%%

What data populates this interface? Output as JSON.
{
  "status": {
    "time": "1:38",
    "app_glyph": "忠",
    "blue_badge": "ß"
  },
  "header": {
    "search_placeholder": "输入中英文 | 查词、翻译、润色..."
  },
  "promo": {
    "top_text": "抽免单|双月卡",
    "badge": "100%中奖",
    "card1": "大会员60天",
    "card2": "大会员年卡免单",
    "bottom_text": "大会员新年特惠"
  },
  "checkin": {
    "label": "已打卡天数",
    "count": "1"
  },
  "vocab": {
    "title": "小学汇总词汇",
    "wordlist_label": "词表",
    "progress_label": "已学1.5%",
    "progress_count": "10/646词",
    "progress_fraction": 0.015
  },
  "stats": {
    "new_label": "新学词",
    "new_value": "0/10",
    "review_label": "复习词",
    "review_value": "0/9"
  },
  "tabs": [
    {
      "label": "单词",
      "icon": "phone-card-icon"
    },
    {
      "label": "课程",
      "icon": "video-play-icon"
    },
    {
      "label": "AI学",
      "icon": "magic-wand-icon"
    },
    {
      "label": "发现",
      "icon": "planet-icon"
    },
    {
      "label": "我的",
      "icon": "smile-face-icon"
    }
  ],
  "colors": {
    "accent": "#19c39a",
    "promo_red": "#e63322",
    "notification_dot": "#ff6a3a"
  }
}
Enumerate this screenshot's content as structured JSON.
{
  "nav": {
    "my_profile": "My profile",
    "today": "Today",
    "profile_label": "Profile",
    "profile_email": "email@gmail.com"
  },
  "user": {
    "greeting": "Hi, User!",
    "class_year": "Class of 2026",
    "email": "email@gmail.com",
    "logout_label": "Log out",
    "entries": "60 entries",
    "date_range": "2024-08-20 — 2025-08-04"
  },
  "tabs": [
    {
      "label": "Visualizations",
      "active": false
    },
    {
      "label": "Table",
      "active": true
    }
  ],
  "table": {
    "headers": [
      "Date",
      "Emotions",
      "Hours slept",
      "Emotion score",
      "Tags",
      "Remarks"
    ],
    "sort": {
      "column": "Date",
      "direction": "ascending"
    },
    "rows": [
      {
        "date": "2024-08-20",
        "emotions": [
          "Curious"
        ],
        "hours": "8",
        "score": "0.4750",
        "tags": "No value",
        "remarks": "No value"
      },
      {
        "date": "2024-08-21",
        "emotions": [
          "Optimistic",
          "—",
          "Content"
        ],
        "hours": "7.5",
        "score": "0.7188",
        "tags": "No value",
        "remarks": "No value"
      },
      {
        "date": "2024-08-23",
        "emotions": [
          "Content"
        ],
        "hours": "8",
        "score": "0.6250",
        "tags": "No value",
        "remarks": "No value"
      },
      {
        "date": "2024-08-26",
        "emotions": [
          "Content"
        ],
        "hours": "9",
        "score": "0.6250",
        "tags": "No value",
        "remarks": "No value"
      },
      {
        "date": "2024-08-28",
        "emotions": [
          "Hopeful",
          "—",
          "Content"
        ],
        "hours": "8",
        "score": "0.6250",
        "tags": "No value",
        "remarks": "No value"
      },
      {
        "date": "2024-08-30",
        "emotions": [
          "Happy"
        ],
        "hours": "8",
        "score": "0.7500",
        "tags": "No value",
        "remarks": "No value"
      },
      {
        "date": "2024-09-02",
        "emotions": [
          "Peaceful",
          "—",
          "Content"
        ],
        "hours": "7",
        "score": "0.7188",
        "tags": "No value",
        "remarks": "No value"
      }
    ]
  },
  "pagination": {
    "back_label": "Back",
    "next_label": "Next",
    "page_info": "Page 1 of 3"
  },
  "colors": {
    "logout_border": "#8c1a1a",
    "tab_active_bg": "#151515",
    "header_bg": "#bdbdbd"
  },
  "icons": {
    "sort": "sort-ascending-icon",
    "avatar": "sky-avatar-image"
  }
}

%%

**Your objective**
Reproduce the full listing word for word.

**Response to the task**
What data populates this interface? Output as JSON.
{
  "status": {
    "time": "1:38",
    "app_glyph": "忠",
    "blue_badge": "ß"
  },
  "header": {
    "search_placeholder": "输入中英文 | 查词、翻译、润色..."
  },
  "promo": {
    "top_text": "抽免单|双月卡",
    "badge": "100%中奖",
    "card1": "大会员60天",
    "card2": "大会员年卡免单",
    "bottom_text": "大会员新年特惠"
  },
  "checkin": {
    "label": "已打卡天数",
    "count": "1"
  },
  "vocab": {
    "title": "小学汇总词汇",
    "wordlist_label": "词表",
    "progress_label": "已学1.5%",
    "progress_count": "10/646词",
    "progress_fraction": 0.015
  },
  "stats": {
    "new_label": "新学词",
    "new_value": "0/10",
    "review_label": "复习词",
    "review_value": "0/9"
  },
  "tabs": [
    {
      "label": "单词",
      "icon": "phone-card-icon"
    },
    {
      "label": "课程",
      "icon": "video-play-icon"
    },
    {
      "label": "AI学",
      "icon": "magic-wand-icon"
    },
    {
      "label": "发现",
      "icon": "planet-icon"
    },
    {
      "label": "我的",
      "icon": "smile-face-icon"
    }
  ],
  "colors": {
    "accent": "#19c39a",
    "promo_red": "#e63322",
    "notification_dot": "#ff6a3a"
  }
}
Enumerate this screenshot's content as structured JSON.
{
  "nav": {
    "my_profile": "My profile",
    "today": "Today",
    "profile_label": "Profile",
    "profile_email": "email@gmail.com"
  },
  "user": {
    "greeting": "Hi, User!",
    "class_year": "Class of 2026",
    "email": "email@gmail.com",
    "logout_label": "Log out",
    "entries": "60 entries",
    "date_range": "2024-08-20 — 2025-08-04"
  },
  "tabs": [
    {
      "label": "Visualizations",
      "active": false
    },
    {
      "label": "Table",
      "active": true
    }
  ],
  "table": {
    "headers": [
      "Date",
      "Emotions",
      "Hours slept",
      "Emotion score",
      "Tags",
      "Remarks"
    ],
    "sort": {
      "column": "Date",
      "direction": "ascending"
    },
    "rows": [
      {
        "date": "2024-08-20",
        "emotions": [
          "Curious"
        ],
        "hours": "8",
        "score": "0.4750",
        "tags": "No value",
        "remarks": "No value"
      },
      {
        "date": "2024-08-21",
        "emotions": [
          "Optimistic",
          "—",
          "Content"
        ],
        "hours": "7.5",
        "score": "0.7188",
        "tags": "No value",
        "remarks": "No value"
      },
      {
        "date": "2024-08-23",
        "emotions": [
          "Content"
        ],
        "hours": "8",
        "score": "0.6250",
        "tags": "No value",
        "remarks": "No value"
      },
      {
        "date": "2024-08-26",
        "emotions": [
          "Content"
        ],
        "hours": "9",
        "score": "0.6250",
        "tags": "No value",
        "remarks": "No value"
      },
      {
        "date": "2024-08-28",
        "emotions": [
          "Hopeful",
          "—",
          "Content"
        ],
        "hours": "8",
        "score": "0.6250",
        "tags": "No value",
        "remarks": "No value"
      },
      {
        "date": "2024-08-30",
        "emotions": [
          "Happy"
        ],
        "hours": "8",
        "score": "0.7500",
        "tags": "No value",
        "remarks": "No value"
      },
      {
        "date": "2024-09-02",
        "emotions": [
          "Peaceful",
          "—",
          "Content"
        ],
        "hours": "7",
        "score": "0.7188",
        "tags": "No value",
        "remarks": "No value"
      }
    ]
  },
  "pagination": {
    "back_label": "Back",
    "next_label": "Next",
    "page_info": "Page 1 of 3"
  },
  "colors": {
    "logout_border": "#8c1a1a",
    "tab_active_bg": "#151515",
    "header_bg": "#bdbdbd"
  },
  "icons": {
    "sort": "sort-ascending-icon",
    "avatar": "sky-avatar-image"
  }
}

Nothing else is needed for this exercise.